[Figure contents as structured data]
* * * * * * * * *

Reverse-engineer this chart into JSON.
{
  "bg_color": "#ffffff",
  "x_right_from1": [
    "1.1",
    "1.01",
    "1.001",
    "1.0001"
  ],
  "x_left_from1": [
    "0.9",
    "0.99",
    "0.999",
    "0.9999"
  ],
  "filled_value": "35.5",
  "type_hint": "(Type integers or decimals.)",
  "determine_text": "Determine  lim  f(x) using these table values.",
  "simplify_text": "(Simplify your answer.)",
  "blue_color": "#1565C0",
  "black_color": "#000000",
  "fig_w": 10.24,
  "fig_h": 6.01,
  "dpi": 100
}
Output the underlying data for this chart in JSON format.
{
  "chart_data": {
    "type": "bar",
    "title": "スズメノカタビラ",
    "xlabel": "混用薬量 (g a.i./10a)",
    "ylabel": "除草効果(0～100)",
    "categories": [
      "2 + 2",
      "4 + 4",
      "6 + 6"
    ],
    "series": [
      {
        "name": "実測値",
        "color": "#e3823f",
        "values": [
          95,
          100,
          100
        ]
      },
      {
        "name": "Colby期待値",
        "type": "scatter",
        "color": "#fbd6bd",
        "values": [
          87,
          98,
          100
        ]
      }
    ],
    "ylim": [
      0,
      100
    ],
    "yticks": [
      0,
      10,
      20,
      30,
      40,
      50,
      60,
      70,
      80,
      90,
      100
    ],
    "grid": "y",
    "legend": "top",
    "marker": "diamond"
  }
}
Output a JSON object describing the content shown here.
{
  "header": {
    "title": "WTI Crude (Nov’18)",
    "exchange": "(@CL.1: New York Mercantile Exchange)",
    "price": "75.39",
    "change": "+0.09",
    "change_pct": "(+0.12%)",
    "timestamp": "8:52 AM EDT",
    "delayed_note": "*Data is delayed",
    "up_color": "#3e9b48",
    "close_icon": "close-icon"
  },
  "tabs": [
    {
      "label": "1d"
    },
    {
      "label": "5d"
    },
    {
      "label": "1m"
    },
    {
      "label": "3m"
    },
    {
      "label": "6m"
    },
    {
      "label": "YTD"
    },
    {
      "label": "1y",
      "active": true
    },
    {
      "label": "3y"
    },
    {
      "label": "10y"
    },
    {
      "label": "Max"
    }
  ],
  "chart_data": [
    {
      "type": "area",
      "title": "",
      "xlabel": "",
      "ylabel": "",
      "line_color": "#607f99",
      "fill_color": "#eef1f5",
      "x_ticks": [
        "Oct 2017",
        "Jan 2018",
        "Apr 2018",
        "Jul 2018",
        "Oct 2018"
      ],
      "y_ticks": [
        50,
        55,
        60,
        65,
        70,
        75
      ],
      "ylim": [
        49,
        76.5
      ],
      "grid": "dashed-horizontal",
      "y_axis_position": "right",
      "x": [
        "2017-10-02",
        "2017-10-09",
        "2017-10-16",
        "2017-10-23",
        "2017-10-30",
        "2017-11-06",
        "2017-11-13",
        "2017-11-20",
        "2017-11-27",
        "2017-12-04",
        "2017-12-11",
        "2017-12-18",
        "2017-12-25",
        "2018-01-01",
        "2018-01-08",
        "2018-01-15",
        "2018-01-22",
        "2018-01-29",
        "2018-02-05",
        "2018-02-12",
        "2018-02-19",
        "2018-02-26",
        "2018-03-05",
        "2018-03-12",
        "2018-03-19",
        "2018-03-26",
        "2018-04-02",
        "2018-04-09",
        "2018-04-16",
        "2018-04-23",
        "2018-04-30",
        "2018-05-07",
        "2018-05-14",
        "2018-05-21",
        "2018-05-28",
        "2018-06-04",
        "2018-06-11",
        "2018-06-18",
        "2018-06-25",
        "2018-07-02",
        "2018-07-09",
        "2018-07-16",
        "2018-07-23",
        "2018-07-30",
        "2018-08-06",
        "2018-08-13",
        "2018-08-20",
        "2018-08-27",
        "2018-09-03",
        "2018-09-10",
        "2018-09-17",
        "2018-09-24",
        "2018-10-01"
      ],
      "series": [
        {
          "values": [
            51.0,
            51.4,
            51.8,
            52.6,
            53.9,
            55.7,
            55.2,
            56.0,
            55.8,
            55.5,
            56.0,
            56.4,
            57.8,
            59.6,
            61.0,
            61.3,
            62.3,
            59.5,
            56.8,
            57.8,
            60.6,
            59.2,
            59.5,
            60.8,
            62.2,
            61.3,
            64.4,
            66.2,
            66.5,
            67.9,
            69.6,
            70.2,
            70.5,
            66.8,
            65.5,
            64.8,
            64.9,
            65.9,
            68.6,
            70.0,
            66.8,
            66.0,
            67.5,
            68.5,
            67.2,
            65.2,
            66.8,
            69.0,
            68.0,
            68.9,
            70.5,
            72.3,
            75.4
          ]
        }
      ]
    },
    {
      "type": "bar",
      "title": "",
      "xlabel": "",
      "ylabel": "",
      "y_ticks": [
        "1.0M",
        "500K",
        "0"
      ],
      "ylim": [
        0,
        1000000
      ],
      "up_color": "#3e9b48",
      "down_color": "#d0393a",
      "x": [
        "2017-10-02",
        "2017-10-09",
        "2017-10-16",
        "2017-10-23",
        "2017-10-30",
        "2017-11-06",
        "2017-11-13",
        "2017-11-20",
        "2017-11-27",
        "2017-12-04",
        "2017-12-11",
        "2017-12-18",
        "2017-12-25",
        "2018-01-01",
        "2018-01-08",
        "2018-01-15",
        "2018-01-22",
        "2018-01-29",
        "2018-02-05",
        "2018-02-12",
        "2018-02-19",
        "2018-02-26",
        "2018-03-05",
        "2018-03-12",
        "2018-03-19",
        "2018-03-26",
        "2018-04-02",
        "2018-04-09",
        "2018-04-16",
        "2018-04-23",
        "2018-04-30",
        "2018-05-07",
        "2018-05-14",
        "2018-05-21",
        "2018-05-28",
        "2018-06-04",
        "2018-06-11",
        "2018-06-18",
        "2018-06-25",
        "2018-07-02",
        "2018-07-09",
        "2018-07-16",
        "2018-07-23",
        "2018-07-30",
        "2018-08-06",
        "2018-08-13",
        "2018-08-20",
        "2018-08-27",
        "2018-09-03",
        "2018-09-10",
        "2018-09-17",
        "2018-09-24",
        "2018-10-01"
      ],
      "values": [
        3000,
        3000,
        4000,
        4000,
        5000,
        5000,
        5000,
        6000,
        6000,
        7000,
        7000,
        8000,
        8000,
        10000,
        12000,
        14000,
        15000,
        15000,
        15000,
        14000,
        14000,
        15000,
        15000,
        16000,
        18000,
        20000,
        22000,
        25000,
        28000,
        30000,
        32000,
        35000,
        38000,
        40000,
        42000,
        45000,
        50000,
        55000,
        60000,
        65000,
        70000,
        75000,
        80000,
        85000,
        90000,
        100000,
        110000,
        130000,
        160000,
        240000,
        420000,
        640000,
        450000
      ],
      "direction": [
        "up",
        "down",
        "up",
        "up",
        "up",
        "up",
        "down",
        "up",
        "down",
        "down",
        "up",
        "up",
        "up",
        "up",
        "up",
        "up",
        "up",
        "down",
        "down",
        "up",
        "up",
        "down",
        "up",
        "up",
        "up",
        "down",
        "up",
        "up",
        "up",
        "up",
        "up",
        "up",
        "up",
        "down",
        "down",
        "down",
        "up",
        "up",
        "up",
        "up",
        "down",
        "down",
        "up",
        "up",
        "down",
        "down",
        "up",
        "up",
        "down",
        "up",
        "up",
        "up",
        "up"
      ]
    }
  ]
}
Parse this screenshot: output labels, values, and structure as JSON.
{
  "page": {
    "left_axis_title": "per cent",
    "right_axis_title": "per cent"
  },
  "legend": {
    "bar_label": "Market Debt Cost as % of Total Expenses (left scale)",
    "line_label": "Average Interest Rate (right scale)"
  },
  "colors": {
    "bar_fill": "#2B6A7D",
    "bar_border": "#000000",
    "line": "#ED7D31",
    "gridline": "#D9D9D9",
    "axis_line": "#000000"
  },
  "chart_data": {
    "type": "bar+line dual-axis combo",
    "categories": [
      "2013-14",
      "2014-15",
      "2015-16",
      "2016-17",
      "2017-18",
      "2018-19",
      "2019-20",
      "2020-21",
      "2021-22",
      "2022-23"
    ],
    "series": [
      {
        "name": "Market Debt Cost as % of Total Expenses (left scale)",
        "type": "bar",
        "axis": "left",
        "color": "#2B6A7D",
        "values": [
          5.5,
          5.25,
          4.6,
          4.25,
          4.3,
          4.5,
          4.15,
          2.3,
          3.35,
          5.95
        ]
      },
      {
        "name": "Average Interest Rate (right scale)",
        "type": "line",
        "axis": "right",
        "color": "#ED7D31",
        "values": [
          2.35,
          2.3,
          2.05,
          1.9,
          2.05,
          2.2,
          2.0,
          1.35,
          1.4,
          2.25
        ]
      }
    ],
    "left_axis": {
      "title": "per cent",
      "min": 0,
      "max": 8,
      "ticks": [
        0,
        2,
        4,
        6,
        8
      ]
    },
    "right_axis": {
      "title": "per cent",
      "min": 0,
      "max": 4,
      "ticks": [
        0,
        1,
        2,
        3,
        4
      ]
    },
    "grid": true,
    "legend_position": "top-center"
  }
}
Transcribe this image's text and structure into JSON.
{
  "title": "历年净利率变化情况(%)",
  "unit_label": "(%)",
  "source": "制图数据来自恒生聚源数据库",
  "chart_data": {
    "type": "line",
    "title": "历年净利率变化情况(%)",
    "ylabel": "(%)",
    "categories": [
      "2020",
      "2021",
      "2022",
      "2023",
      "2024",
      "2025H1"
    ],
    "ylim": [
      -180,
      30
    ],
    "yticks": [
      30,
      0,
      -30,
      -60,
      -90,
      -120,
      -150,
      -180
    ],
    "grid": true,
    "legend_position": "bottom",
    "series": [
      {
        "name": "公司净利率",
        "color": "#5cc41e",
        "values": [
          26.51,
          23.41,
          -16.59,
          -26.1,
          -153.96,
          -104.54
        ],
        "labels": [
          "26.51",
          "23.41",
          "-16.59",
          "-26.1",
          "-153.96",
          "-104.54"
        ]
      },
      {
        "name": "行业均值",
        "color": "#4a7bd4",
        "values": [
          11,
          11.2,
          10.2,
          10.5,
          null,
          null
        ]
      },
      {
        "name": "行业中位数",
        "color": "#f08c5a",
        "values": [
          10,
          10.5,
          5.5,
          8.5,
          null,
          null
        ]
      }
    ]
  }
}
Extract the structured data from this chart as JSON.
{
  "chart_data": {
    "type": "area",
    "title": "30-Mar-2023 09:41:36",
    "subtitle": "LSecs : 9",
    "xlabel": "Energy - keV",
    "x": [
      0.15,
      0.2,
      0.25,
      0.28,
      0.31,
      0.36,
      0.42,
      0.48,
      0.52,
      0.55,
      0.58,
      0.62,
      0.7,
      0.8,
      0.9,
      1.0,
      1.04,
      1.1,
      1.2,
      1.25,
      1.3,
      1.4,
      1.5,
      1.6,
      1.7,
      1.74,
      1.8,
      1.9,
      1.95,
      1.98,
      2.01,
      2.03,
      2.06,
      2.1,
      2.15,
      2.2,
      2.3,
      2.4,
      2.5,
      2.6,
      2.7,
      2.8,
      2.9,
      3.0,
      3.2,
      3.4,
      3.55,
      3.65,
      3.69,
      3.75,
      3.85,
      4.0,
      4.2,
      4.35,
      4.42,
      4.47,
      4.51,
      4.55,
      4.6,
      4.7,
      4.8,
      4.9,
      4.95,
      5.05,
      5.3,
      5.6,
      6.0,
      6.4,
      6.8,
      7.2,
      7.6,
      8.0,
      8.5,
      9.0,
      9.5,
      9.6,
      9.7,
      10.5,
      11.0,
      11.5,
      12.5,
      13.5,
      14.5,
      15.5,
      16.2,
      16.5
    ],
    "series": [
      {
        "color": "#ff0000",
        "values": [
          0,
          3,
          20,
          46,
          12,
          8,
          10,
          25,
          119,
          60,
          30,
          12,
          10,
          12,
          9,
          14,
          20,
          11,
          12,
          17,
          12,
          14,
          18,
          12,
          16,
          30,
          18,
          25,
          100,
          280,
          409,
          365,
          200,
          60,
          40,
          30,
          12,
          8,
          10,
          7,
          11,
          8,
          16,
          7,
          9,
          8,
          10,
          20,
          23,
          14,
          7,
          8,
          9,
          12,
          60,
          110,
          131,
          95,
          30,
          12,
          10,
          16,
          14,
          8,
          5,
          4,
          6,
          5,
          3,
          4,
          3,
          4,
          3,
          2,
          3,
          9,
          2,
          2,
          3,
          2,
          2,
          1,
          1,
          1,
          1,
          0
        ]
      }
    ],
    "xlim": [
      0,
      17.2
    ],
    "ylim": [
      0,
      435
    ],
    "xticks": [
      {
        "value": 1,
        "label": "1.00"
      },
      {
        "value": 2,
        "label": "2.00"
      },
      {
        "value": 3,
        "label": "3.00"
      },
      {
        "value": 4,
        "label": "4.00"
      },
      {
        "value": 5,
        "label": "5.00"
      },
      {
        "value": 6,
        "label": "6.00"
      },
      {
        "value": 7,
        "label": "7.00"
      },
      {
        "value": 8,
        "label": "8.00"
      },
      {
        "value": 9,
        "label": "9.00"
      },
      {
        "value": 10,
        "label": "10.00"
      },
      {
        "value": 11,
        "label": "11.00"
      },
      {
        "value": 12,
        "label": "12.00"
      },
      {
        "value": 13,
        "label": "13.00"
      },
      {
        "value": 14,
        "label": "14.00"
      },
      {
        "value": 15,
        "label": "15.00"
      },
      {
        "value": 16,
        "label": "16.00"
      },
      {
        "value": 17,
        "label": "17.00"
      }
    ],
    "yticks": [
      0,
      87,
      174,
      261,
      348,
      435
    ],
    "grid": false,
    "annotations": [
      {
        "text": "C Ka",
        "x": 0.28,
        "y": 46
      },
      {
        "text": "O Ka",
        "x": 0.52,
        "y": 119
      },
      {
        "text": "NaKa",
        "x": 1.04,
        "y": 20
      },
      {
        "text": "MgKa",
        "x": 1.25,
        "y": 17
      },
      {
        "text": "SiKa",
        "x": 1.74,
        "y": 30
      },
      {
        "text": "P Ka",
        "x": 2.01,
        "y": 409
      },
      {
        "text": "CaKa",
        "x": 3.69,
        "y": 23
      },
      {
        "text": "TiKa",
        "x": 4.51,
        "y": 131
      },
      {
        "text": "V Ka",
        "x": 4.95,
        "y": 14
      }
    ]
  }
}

* * * * * * * * *

> [OBJECTIVE]:
Search the data above for the word "Market", then gather each line in which it appears.

> [SOLUTION TO THIS EXERCISE]:
    "bar_label": "Market Debt Cost as % of Total Expenses (left scale)",
        "name": "Market Debt Cost as % of Total Expenses (left scale)",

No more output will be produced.